* **GIVEN REQUEST**:
Copy out only the lines of the listing between the line holding "Localize each UI" and the line holding "status-notification-icons [120,22,245,39]", inclusive, substituting "price-tag" for every "item-price" and leaving everything else unchanged.

Start of INPUT RECORDS

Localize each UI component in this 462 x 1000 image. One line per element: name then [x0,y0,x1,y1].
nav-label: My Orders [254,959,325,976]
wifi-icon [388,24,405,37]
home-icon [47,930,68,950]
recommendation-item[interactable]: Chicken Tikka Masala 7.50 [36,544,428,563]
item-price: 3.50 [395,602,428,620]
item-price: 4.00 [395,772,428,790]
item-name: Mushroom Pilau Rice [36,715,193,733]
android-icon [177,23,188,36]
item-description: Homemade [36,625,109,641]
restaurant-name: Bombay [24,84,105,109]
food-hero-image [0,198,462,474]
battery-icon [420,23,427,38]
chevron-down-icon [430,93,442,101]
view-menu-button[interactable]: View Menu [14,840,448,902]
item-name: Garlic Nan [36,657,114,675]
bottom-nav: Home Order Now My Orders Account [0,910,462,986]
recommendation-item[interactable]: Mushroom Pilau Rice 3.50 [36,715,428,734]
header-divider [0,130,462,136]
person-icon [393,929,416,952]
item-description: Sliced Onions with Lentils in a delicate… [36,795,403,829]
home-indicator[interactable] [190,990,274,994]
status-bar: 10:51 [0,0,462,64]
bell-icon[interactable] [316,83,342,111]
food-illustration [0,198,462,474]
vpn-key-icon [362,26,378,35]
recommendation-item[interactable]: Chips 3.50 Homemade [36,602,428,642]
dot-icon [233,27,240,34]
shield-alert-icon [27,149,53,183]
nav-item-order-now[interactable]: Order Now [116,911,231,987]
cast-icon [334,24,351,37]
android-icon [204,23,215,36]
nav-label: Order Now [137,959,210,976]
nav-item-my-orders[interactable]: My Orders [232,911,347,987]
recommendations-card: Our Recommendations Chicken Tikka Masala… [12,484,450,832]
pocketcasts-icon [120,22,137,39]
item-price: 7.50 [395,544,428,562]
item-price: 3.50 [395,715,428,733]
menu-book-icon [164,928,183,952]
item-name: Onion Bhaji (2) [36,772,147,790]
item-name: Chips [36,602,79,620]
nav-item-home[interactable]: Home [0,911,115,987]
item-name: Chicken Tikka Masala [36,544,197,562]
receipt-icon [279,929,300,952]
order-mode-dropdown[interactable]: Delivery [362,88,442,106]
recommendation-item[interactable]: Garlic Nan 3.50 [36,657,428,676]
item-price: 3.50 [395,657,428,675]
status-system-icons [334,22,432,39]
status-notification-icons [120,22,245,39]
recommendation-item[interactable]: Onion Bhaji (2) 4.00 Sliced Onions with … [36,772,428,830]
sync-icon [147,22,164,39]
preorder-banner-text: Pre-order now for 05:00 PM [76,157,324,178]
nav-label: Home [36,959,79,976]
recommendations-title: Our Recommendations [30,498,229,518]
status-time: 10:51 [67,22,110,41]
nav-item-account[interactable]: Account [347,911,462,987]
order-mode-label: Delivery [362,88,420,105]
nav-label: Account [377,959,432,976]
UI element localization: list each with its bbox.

End of INPUT RECORDS
Start of INPUT RECORDS

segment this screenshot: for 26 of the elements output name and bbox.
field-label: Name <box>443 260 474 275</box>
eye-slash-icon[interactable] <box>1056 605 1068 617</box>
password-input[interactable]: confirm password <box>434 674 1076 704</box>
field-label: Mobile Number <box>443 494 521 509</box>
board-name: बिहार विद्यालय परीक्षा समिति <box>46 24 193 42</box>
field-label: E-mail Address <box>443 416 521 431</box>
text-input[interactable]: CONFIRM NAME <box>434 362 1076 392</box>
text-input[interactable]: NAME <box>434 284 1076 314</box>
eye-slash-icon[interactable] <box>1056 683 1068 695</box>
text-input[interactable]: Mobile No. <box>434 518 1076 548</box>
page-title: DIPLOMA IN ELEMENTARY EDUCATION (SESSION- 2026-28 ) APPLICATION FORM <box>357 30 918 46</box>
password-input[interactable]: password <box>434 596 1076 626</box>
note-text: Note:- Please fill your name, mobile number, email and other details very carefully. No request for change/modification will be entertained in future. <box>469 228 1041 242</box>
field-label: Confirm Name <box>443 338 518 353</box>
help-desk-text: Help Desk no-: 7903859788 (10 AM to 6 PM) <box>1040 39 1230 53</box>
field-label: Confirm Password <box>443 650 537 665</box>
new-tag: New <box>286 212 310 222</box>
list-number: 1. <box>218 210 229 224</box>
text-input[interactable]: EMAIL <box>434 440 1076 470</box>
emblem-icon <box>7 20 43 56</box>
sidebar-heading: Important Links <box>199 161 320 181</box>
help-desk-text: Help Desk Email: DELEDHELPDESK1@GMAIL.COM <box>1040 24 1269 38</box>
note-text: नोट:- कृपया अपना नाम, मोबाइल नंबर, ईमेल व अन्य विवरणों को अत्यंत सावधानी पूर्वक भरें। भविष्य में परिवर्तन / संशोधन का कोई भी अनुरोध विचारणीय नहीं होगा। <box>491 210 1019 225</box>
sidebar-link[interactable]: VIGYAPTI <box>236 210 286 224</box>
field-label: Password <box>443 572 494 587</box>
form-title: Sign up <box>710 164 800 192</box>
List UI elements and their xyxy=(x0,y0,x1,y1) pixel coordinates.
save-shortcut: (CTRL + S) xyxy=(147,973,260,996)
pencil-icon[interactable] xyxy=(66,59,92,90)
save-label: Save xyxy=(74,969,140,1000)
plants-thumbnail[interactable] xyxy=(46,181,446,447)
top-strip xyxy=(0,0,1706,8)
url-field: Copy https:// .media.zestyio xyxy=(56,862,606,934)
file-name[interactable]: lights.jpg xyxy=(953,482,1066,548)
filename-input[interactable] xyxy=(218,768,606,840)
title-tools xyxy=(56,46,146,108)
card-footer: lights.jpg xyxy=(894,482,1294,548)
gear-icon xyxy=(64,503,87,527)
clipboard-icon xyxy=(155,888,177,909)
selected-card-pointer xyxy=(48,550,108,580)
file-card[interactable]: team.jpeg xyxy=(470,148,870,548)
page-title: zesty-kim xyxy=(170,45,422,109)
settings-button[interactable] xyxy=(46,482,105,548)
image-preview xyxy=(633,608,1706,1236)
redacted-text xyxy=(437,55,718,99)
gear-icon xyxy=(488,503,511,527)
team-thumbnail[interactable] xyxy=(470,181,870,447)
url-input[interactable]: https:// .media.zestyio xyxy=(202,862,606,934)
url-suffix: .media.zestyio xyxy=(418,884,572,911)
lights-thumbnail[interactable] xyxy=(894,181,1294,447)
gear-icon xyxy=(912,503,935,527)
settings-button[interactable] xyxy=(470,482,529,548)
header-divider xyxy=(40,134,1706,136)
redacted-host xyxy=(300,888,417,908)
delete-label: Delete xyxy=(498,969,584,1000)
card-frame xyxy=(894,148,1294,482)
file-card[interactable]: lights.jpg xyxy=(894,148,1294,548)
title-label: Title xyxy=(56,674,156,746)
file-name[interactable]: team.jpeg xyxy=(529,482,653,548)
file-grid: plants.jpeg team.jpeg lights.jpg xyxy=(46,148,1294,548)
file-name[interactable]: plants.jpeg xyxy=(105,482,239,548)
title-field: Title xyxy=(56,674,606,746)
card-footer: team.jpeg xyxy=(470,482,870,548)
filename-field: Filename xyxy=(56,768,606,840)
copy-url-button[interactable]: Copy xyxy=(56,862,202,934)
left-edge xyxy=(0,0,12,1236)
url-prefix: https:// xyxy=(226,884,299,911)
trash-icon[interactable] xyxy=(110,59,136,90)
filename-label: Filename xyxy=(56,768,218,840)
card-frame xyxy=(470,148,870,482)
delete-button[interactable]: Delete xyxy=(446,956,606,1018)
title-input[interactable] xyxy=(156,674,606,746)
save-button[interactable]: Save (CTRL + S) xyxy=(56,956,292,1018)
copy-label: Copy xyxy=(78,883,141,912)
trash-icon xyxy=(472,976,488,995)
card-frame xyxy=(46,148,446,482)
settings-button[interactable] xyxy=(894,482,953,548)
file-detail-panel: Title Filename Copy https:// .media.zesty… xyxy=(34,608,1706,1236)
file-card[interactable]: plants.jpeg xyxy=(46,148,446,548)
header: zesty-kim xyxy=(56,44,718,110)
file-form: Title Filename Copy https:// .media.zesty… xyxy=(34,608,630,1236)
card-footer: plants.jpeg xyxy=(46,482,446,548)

End of INPUT RECORDS

* **RESPONSE BELOW**:
Localize each UI component in this 462 x 1000 image. One line per element: name then [x0,y0,x1,y1].
nav-label: My Orders [254,959,325,976]
wifi-icon [388,24,405,37]
home-icon [47,930,68,950]
recommendation-item[interactable]: Chicken Tikka Masala 7.50 [36,544,428,563]
price-tag: 3.50 [395,602,428,620]
price-tag: 4.00 [395,772,428,790]
item-name: Mushroom Pilau Rice [36,715,193,733]
android-icon [177,23,188,36]
item-description: Homemade [36,625,109,641]
restaurant-name: Bombay [24,84,105,109]
food-hero-image [0,198,462,474]
battery-icon [420,23,427,38]
chevron-down-icon [430,93,442,101]
view-menu-button[interactable]: View Menu [14,840,448,902]
item-name: Garlic Nan [36,657,114,675]
bottom-nav: Home Order Now My Orders Account [0,910,462,986]
recommendation-item[interactable]: Mushroom Pilau Rice 3.50 [36,715,428,734]
header-divider [0,130,462,136]
person-icon [393,929,416,952]
item-description: Sliced Onions with Lentils in a delicate… [36,795,403,829]
home-indicator[interactable] [190,990,274,994]
status-bar: 10:51 [0,0,462,64]
bell-icon[interactable] [316,83,342,111]
food-illustration [0,198,462,474]
vpn-key-icon [362,26,378,35]
recommendation-item[interactable]: Chips 3.50 Homemade [36,602,428,642]
dot-icon [233,27,240,34]
shield-alert-icon [27,149,53,183]
nav-item-order-now[interactable]: Order Now [116,911,231,987]
cast-icon [334,24,351,37]
android-icon [204,23,215,36]
nav-label: Order Now [137,959,210,976]
nav-item-my-orders[interactable]: My Orders [232,911,347,987]
recommendations-card: Our Recommendations Chicken Tikka Masala… [12,484,450,832]
pocketcasts-icon [120,22,137,39]
price-tag: 7.50 [395,544,428,562]
price-tag: 3.50 [395,715,428,733]
menu-book-icon [164,928,183,952]
item-name: Onion Bhaji (2) [36,772,147,790]
item-name: Chips [36,602,79,620]
nav-item-home[interactable]: Home [0,911,115,987]
item-name: Chicken Tikka Masala [36,544,197,562]
receipt-icon [279,929,300,952]
order-mode-dropdown[interactable]: Delivery [362,88,442,106]
recommendation-item[interactable]: Garlic Nan 3.50 [36,657,428,676]
price-tag: 3.50 [395,657,428,675]
status-system-icons [334,22,432,39]
status-notification-icons [120,22,245,39]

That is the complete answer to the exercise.